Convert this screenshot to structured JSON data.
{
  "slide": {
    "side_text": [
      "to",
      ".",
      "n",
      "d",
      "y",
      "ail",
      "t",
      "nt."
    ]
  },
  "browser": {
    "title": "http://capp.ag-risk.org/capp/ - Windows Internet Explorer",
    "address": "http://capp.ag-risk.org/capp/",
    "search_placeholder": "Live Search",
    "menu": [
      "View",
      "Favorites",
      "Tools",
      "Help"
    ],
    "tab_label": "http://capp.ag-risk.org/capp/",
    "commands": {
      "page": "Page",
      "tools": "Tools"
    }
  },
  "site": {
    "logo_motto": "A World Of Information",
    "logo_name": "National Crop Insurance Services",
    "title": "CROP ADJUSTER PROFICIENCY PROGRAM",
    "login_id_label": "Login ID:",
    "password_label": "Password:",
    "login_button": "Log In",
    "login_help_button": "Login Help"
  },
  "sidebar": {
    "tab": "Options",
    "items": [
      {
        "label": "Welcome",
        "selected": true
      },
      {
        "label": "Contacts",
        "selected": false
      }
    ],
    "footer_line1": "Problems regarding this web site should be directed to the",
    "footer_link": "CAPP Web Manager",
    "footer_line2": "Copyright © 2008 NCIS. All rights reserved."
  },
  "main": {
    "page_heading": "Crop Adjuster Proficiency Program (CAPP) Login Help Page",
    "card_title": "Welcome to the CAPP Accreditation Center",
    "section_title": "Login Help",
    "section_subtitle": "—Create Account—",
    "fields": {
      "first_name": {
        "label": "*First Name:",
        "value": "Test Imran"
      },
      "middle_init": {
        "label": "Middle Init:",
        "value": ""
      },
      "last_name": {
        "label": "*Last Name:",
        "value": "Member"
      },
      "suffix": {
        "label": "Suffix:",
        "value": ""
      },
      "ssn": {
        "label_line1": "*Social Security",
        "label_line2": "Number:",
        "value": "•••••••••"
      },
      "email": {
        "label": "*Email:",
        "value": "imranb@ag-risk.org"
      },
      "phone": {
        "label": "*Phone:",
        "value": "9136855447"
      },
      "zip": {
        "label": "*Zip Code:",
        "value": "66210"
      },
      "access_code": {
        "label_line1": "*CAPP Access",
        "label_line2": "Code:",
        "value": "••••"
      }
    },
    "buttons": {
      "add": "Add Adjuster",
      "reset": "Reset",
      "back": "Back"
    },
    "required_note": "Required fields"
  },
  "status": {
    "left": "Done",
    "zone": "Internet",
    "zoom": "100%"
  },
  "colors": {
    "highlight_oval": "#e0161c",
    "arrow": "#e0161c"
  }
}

• **Exercise brief**: Find every line in the records above that contains the word "Help", and copy each one.

• **Written response**:
      "Help"
    "login_help_button": "Login Help"
    "page_heading": "Crop Adjuster Proficiency Program (CAPP) Login Help Page",
    "section_title": "Login Help",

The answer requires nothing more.